Data entries:
** Start **

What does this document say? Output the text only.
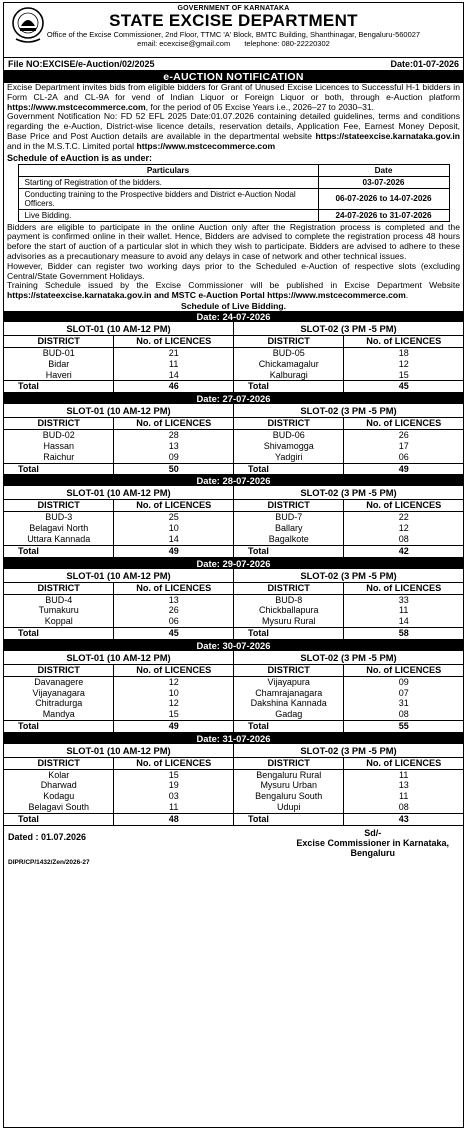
GOVERNMENT OF KARNATAKA
STATE EXCISE DEPARTMENT
Office of the Excise Commissioner, 2nd Floor, TTMC 'A' Block, BMTC Building, Shanthinagar, Bengaluru-560027
email: ecexcise@gmail.com telephone: 080-22220302
File NO:EXCISE/e-Auction/02/2025	Date:01-07-2026
e-AUCTION NOTIFICATION
Excise Department invites bids from eligible bidders for Grant of Unused Excise Licences to Successful H-1 bidders in Form CL-2A and CL-9A for vend of Indian Liquor or Foreign Liquor or both, through e-Auction platform https://www.mstcecommerce.com, for the period of 05 Excise Years i.e., 2026–27 to 2030–31.
Government Notification No: FD 52 EFL 2025 Date:01.07.2026 containing detailed guidelines, terms and conditions regarding the e-Auction, District-wise licence details, reservation details, Application Fee, Earnest Money Deposit, Base Price and Post Auction details are available in the departmental website https://stateexcise.karnataka.gov.in and in the M.S.T.C. Limited portal https://www.mstcecommerce.com
Schedule of eAuction is as under:
Particulars	Date
Starting of Registration of the bidders.	03-07-2026
Conducting training to the Prospective bidders and District e-Auction Nodal Officers.	06-07-2026 to 14-07-2026
Live Bidding.	24-07-2026 to 31-07-2026
Bidders are eligible to participate in the online Auction only after the Registration process is completed and the payment is confirmed online in their wallet. Hence, Bidders are advised to complete the registration process 48 hours before the start of auction of a particular slot in which they wish to participate. Bidders are advised to adhere to these advisories as a precautionary measure to avoid any delays in case of network and other technical issues.
However, Bidder can register two working days prior to the Scheduled e-Auction of respective slots (excluding Central/State Government Holidays.
Training Schedule issued by the Excise Commissioner will be published in Excise Department Website https://stateexcise.karnataka.gov.in and MSTC e-Auction Portal https://www.mstcecommerce.com.
Schedule of Live Bidding.
Date: 24-07-2026
SLOT-01 (10 AM-12 PM)
DISTRICT	No. of LICENCES
BUD-01	21
Bidar	11
Haveri	14
Total	46
SLOT-02 (3 PM -5 PM)
DISTRICT	No. of LICENCES
BUD-05	18
Chickamagalur	12
Kalburagi	15
Total	45
Date: 27-07-2026
SLOT-01 (10 AM-12 PM)
DISTRICT	No. of LICENCES
BUD-02	28
Hassan	13
Raichur	09
Total	50
SLOT-02 (3 PM -5 PM)
DISTRICT	No. of LICENCES
BUD-06	26
Shivamogga	17
Yadgiri	06
Total	49
Date: 28-07-2026
SLOT-01 (10 AM-12 PM)
DISTRICT	No. of LICENCES
BUD-3	25
Belagavi North	10
Uttara Kannada	14
Total	49
SLOT-02 (3 PM -5 PM)
DISTRICT	No. of LICENCES
BUD-7	22
Ballary	12
Bagalkote	08
Total	42
Date: 29-07-2026
SLOT-01 (10 AM-12 PM)
DISTRICT	No. of LICENCES
BUD-4	13
Tumakuru	26
Koppal	06
Total	45
SLOT-02 (3 PM -5 PM)
DISTRICT	No. of LICENCES
BUD-8	33
Chickballapura	11
Mysuru Rural	14
Total	58
Date: 30-07-2026
SLOT-01 (10 AM-12 PM)
DISTRICT	No. of LICENCES
Davanagere	12
Vijayanagara	10
Chitradurga	12
Mandya	15
Total	49
SLOT-02 (3 PM -5 PM)
DISTRICT	No. of LICENCES
Vijayapura	09
Chamrajanagara	07
Dakshina Kannada	31
Gadag	08
Total	55
Date: 31-07-2026
SLOT-01 (10 AM-12 PM)
DISTRICT	No. of LICENCES
Kolar	15
Dharwad	19
Kodagu	03
Belagavi South	11
Total	48
SLOT-02 (3 PM -5 PM)
DISTRICT	No. of LICENCES
Bengaluru Rural	11
Mysuru Urban	13
Bengaluru South	11
Udupi	08
Total	43
Dated : 01.07.2026	Sd/-
Excise Commissioner in Karnataka,
Bengaluru
DIPR/CP/1432/Zen/2026-27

** End **

**Task statement:** The material above holds pictures; copy everything else in it exactly.

**Solution for this problem:**
What does this document say? Output the text only.
GOVERNMENT OF KARNATAKA
STATE EXCISE DEPARTMENT
Office of the Excise Commissioner, 2nd Floor, TTMC 'A' Block, BMTC Building, Shanthinagar, Bengaluru-560027
email: ecexcise@gmail.com telephone: 080-22220302
File NO:EXCISE/e-Auction/02/2025	Date:01-07-2026
e-AUCTION NOTIFICATION
Excise Department invites bids from eligible bidders for Grant of Unused Excise Licences to Successful H-1 bidders in Form CL-2A and CL-9A for vend of Indian Liquor or Foreign Liquor or both, through e-Auction platform https://www.mstcecommerce.com, for the period of 05 Excise Years i.e., 2026–27 to 2030–31.
Government Notification No: FD 52 EFL 2025 Date:01.07.2026 containing detailed guidelines, terms and conditions regarding the e-Auction, District-wise licence details, reservation details, Application Fee, Earnest Money Deposit, Base Price and Post Auction details are available in the departmental website https://stateexcise.karnataka.gov.in and in the M.S.T.C. Limited portal https://www.mstcecommerce.com
Schedule of eAuction is as under:
Particulars	Date
Starting of Registration of the bidders.	03-07-2026
Conducting training to the Prospective bidders and District e-Auction Nodal Officers.	06-07-2026 to 14-07-2026
Live Bidding.	24-07-2026 to 31-07-2026
Bidders are eligible to participate in the online Auction only after the Registration process is completed and the payment is confirmed online in their wallet. Hence, Bidders are advised to complete the registration process 48 hours before the start of auction of a particular slot in which they wish to participate. Bidders are advised to adhere to these advisories as a precautionary measure to avoid any delays in case of network and other technical issues.
However, Bidder can register two working days prior to the Scheduled e-Auction of respective slots (excluding Central/State Government Holidays.
Training Schedule issued by the Excise Commissioner will be published in Excise Department Website https://stateexcise.karnataka.gov.in and MSTC e-Auction Portal https://www.mstcecommerce.com.
Schedule of Live Bidding.
Date: 24-07-2026
SLOT-01 (10 AM-12 PM)
DISTRICT	No. of LICENCES
BUD-01	21
Bidar	11
Haveri	14
Total	46
SLOT-02 (3 PM -5 PM)
DISTRICT	No. of LICENCES
BUD-05	18
Chickamagalur	12
Kalburagi	15
Total	45
Date: 27-07-2026
SLOT-01 (10 AM-12 PM)
DISTRICT	No. of LICENCES
BUD-02	28
Hassan	13
Raichur	09
Total	50
SLOT-02 (3 PM -5 PM)
DISTRICT	No. of LICENCES
BUD-06	26
Shivamogga	17
Yadgiri	06
Total	49
Date: 28-07-2026
SLOT-01 (10 AM-12 PM)
DISTRICT	No. of LICENCES
BUD-3	25
Belagavi North	10
Uttara Kannada	14
Total	49
SLOT-02 (3 PM -5 PM)
DISTRICT	No. of LICENCES
BUD-7	22
Ballary	12
Bagalkote	08
Total	42
Date: 29-07-2026
SLOT-01 (10 AM-12 PM)
DISTRICT	No. of LICENCES
BUD-4	13
Tumakuru	26
Koppal	06
Total	45
SLOT-02 (3 PM -5 PM)
DISTRICT	No. of LICENCES
BUD-8	33
Chickballapura	11
Mysuru Rural	14
Total	58
Date: 30-07-2026
SLOT-01 (10 AM-12 PM)
DISTRICT	No. of LICENCES
Davanagere	12
Vijayanagara	10
Chitradurga	12
Mandya	15
Total	49
SLOT-02 (3 PM -5 PM)
DISTRICT	No. of LICENCES
Vijayapura	09
Chamrajanagara	07
Dakshina Kannada	31
Gadag	08
Total	55
Date: 31-07-2026
SLOT-01 (10 AM-12 PM)
DISTRICT	No. of LICENCES
Kolar	15
Dharwad	19
Kodagu	03
Belagavi South	11
Total	48
SLOT-02 (3 PM -5 PM)
DISTRICT	No. of LICENCES
Bengaluru Rural	11
Mysuru Urban	13
Bengaluru South	11
Udupi	08
Total	43
Dated : 01.07.2026	Sd/-
Excise Commissioner in Karnataka,
Bengaluru
DIPR/CP/1432/Zen/2026-27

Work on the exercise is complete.